RECORDS FOR THE EXERCISE:

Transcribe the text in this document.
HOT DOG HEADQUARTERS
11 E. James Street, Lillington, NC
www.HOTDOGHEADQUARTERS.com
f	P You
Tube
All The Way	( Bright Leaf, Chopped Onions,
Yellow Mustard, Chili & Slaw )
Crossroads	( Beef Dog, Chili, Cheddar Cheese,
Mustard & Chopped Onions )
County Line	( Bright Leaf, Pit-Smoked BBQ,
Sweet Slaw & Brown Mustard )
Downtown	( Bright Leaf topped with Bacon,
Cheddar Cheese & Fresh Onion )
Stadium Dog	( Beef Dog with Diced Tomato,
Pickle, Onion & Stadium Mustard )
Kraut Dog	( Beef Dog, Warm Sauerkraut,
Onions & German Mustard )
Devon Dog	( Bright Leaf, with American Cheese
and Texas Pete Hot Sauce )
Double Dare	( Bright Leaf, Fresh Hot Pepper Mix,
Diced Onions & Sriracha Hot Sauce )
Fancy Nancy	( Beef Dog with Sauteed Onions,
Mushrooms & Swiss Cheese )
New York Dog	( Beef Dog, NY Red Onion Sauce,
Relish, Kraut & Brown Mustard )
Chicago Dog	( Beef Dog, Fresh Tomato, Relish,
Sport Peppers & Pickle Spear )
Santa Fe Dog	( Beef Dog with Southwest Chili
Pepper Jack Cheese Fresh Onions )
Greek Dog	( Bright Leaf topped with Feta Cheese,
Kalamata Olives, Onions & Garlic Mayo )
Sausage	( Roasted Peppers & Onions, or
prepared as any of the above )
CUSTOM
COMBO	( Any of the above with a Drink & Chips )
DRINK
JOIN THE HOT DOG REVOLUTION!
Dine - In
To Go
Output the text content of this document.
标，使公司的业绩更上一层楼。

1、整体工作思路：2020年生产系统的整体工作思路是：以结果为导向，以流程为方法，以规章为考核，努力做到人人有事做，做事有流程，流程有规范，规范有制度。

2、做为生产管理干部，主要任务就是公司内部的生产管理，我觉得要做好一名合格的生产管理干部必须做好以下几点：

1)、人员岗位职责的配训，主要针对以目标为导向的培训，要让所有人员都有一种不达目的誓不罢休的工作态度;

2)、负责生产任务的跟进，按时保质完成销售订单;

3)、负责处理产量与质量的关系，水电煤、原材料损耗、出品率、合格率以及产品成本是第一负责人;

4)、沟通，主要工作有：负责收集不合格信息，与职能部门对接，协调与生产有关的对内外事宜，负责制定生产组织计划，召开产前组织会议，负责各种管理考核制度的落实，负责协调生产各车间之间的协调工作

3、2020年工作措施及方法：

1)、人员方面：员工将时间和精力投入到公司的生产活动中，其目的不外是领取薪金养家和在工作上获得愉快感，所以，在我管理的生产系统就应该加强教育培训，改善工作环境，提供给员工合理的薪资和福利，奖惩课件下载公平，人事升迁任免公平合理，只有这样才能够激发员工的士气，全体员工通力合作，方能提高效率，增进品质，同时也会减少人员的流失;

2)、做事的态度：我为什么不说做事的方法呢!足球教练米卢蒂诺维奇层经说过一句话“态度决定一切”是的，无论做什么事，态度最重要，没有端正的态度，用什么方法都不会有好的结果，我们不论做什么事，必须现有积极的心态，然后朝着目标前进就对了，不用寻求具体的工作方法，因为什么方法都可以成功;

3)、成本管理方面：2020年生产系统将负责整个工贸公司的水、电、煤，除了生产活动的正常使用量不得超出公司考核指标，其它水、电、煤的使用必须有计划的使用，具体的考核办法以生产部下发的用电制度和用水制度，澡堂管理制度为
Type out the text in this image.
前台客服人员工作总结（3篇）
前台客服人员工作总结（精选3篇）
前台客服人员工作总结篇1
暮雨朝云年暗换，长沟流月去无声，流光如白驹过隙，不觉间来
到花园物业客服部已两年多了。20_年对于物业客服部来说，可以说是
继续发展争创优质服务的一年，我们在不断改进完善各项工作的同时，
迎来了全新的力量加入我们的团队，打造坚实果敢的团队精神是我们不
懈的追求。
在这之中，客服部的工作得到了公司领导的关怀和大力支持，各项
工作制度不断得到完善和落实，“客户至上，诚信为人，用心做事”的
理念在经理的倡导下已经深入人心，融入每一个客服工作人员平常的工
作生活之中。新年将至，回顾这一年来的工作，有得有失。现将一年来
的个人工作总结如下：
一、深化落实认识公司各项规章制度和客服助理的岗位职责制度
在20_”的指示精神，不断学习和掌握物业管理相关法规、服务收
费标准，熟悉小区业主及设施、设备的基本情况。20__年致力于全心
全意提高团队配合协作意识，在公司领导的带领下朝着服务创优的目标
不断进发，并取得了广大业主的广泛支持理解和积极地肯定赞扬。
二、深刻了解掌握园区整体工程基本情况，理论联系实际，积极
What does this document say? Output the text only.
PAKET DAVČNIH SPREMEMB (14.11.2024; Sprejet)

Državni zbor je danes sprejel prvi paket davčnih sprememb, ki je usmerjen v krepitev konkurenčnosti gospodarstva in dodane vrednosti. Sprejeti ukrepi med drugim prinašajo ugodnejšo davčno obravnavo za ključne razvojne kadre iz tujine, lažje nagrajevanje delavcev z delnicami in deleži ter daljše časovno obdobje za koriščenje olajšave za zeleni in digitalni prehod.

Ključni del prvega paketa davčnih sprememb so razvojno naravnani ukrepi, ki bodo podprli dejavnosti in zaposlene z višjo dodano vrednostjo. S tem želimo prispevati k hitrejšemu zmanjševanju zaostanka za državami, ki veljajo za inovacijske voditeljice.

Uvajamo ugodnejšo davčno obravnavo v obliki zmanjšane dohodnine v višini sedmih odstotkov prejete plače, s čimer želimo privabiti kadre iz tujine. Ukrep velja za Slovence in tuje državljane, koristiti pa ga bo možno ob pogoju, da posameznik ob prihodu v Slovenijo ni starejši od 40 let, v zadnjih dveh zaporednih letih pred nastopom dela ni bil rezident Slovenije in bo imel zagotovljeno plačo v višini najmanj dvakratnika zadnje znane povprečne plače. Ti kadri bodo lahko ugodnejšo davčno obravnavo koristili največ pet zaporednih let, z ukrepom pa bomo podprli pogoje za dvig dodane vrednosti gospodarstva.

GOAL OF THE EXERCISE:
Once more, set down the full listing, verbatim.

OUTPUT OF THE EXERCISE:
Transcribe the text in this document.
HOT DOG HEADQUARTERS
11 E. James Street, Lillington, NC
www.HOTDOGHEADQUARTERS.com
f	P You
Tube
All The Way	( Bright Leaf, Chopped Onions,
Yellow Mustard, Chili & Slaw )
Crossroads	( Beef Dog, Chili, Cheddar Cheese,
Mustard & Chopped Onions )
County Line	( Bright Leaf, Pit-Smoked BBQ,
Sweet Slaw & Brown Mustard )
Downtown	( Bright Leaf topped with Bacon,
Cheddar Cheese & Fresh Onion )
Stadium Dog	( Beef Dog with Diced Tomato,
Pickle, Onion & Stadium Mustard )
Kraut Dog	( Beef Dog, Warm Sauerkraut,
Onions & German Mustard )
Devon Dog	( Bright Leaf, with American Cheese
and Texas Pete Hot Sauce )
Double Dare	( Bright Leaf, Fresh Hot Pepper Mix,
Diced Onions & Sriracha Hot Sauce )
Fancy Nancy	( Beef Dog with Sauteed Onions,
Mushrooms & Swiss Cheese )
New York Dog	( Beef Dog, NY Red Onion Sauce,
Relish, Kraut & Brown Mustard )
Chicago Dog	( Beef Dog, Fresh Tomato, Relish,
Sport Peppers & Pickle Spear )
Santa Fe Dog	( Beef Dog with Southwest Chili
Pepper Jack Cheese Fresh Onions )
Greek Dog	( Bright Leaf topped with Feta Cheese,
Kalamata Olives, Onions & Garlic Mayo )
Sausage	( Roasted Peppers & Onions, or
prepared as any of the above )
CUSTOM
COMBO	( Any of the above with a Drink & Chips )
DRINK
JOIN THE HOT DOG REVOLUTION!
Dine - In
To Go
Output the text content of this document.
标，使公司的业绩更上一层楼。

1、整体工作思路：2020年生产系统的整体工作思路是：以结果为导向，以流程为方法，以规章为考核，努力做到人人有事做，做事有流程，流程有规范，规范有制度。

2、做为生产管理干部，主要任务就是公司内部的生产管理，我觉得要做好一名合格的生产管理干部必须做好以下几点：

1)、人员岗位职责的配训，主要针对以目标为导向的培训，要让所有人员都有一种不达目的誓不罢休的工作态度;

2)、负责生产任务的跟进，按时保质完成销售订单;

3)、负责处理产量与质量的关系，水电煤、原材料损耗、出品率、合格率以及产品成本是第一负责人;

4)、沟通，主要工作有：负责收集不合格信息，与职能部门对接，协调与生产有关的对内外事宜，负责制定生产组织计划，召开产前组织会议，负责各种管理考核制度的落实，负责协调生产各车间之间的协调工作

3、2020年工作措施及方法：

1)、人员方面：员工将时间和精力投入到公司的生产活动中，其目的不外是领取薪金养家和在工作上获得愉快感，所以，在我管理的生产系统就应该加强教育培训，改善工作环境，提供给员工合理的薪资和福利，奖惩课件下载公平，人事升迁任免公平合理，只有这样才能够激发员工的士气，全体员工通力合作，方能提高效率，增进品质，同时也会减少人员的流失;

2)、做事的态度：我为什么不说做事的方法呢!足球教练米卢蒂诺维奇层经说过一句话“态度决定一切”是的，无论做什么事，态度最重要，没有端正的态度，用什么方法都不会有好的结果，我们不论做什么事，必须现有积极的心态，然后朝着目标前进就对了，不用寻求具体的工作方法，因为什么方法都可以成功;

3)、成本管理方面：2020年生产系统将负责整个工贸公司的水、电、煤，除了生产活动的正常使用量不得超出公司考核指标，其它水、电、煤的使用必须有计划的使用，具体的考核办法以生产部下发的用电制度和用水制度，澡堂管理制度为
Type out the text in this image.
前台客服人员工作总结（3篇）
前台客服人员工作总结（精选3篇）
前台客服人员工作总结篇1
暮雨朝云年暗换，长沟流月去无声，流光如白驹过隙，不觉间来
到花园物业客服部已两年多了。20_年对于物业客服部来说，可以说是
继续发展争创优质服务的一年，我们在不断改进完善各项工作的同时，
迎来了全新的力量加入我们的团队，打造坚实果敢的团队精神是我们不
懈的追求。
在这之中，客服部的工作得到了公司领导的关怀和大力支持，各项
工作制度不断得到完善和落实，“客户至上，诚信为人，用心做事”的
理念在经理的倡导下已经深入人心，融入每一个客服工作人员平常的工
作生活之中。新年将至，回顾这一年来的工作，有得有失。现将一年来
的个人工作总结如下：
一、深化落实认识公司各项规章制度和客服助理的岗位职责制度
在20_”的指示精神，不断学习和掌握物业管理相关法规、服务收
费标准，熟悉小区业主及设施、设备的基本情况。20__年致力于全心
全意提高团队配合协作意识，在公司领导的带领下朝着服务创优的目标
不断进发，并取得了广大业主的广泛支持理解和积极地肯定赞扬。
二、深刻了解掌握园区整体工程基本情况，理论联系实际，积极
What does this document say? Output the text only.
PAKET DAVČNIH SPREMEMB (14.11.2024; Sprejet)

Državni zbor je danes sprejel prvi paket davčnih sprememb, ki je usmerjen v krepitev konkurenčnosti gospodarstva in dodane vrednosti. Sprejeti ukrepi med drugim prinašajo ugodnejšo davčno obravnavo za ključne razvojne kadre iz tujine, lažje nagrajevanje delavcev z delnicami in deleži ter daljše časovno obdobje za koriščenje olajšave za zeleni in digitalni prehod.

Ključni del prvega paketa davčnih sprememb so razvojno naravnani ukrepi, ki bodo podprli dejavnosti in zaposlene z višjo dodano vrednostjo. S tem želimo prispevati k hitrejšemu zmanjševanju zaostanka za državami, ki veljajo za inovacijske voditeljice.

Uvajamo ugodnejšo davčno obravnavo v obliki zmanjšane dohodnine v višini sedmih odstotkov prejete plače, s čimer želimo privabiti kadre iz tujine. Ukrep velja za Slovence in tuje državljane, koristiti pa ga bo možno ob pogoju, da posameznik ob prihodu v Slovenijo ni starejši od 40 let, v zadnjih dveh zaporednih letih pred nastopom dela ni bil rezident Slovenije in bo imel zagotovljeno plačo v višini najmanj dvakratnika zadnje znane povprečne plače. Ti kadri bodo lahko ugodnejšo davčno obravnavo koristili največ pet zaporednih let, z ukrepom pa bomo podprli pogoje za dvig dodane vrednosti gospodarstva.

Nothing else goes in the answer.